> **Task details**
Lines that contain the string "Frequency" are to be copied; leave out all others.

• • •

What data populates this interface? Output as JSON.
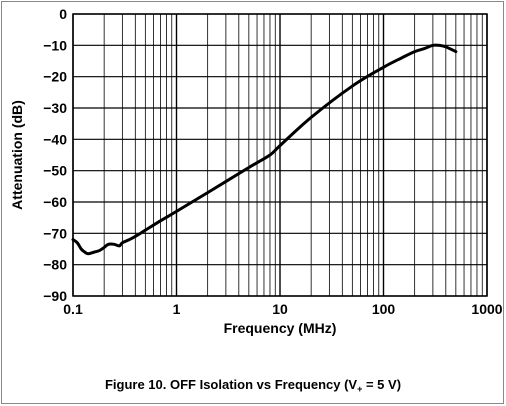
{
  "chart_data": {
    "type": "line",
    "xlabel": "Frequency (MHz)",
    "ylabel": "Attenuation (dB)",
    "x_scale": "log",
    "xlim": [
      0.1,
      1000
    ],
    "ylim": [
      -90,
      0
    ],
    "x_ticks": [
      {
        "value": 0.1,
        "label": "0.1"
      },
      {
        "value": 1,
        "label": "1"
      },
      {
        "value": 10,
        "label": "10"
      },
      {
        "value": 100,
        "label": "100"
      },
      {
        "value": 1000,
        "label": "1000"
      }
    ],
    "y_ticks": [
      {
        "value": 0,
        "label": "0"
      },
      {
        "value": -10,
        "label": "−10"
      },
      {
        "value": -20,
        "label": "−20"
      },
      {
        "value": -30,
        "label": "−30"
      },
      {
        "value": -40,
        "label": "−40"
      },
      {
        "value": -50,
        "label": "−50"
      },
      {
        "value": -60,
        "label": "−60"
      },
      {
        "value": -70,
        "label": "−70"
      },
      {
        "value": -80,
        "label": "−80"
      },
      {
        "value": -90,
        "label": "−90"
      }
    ],
    "grid": true,
    "series": [
      {
        "x": [
          0.1,
          0.11,
          0.12,
          0.13,
          0.14,
          0.16,
          0.18,
          0.2,
          0.22,
          0.25,
          0.28,
          0.3,
          0.35,
          0.4,
          0.5,
          0.7,
          1,
          2,
          5,
          8,
          10,
          20,
          50,
          100,
          150,
          200,
          250,
          300,
          350,
          400,
          500
        ],
        "y": [
          -72,
          -73,
          -75,
          -76,
          -76.5,
          -76,
          -75.5,
          -74.5,
          -73.5,
          -73.5,
          -74,
          -73,
          -72,
          -71,
          -69,
          -66,
          -63,
          -57,
          -49,
          -45,
          -42,
          -33,
          -23,
          -17,
          -14,
          -12,
          -11,
          -10,
          -10,
          -10.5,
          -12
        ]
      }
    ],
    "caption": {
      "prefix": "Figure 10. OFF Isolation vs Frequency (V",
      "subscript": "+",
      "suffix": " = 5 V)"
    }
  }
}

• • •

> **The completed task**
    "xlabel": "Frequency (MHz)",
      "prefix": "Figure 10. OFF Isolation vs Frequency (V",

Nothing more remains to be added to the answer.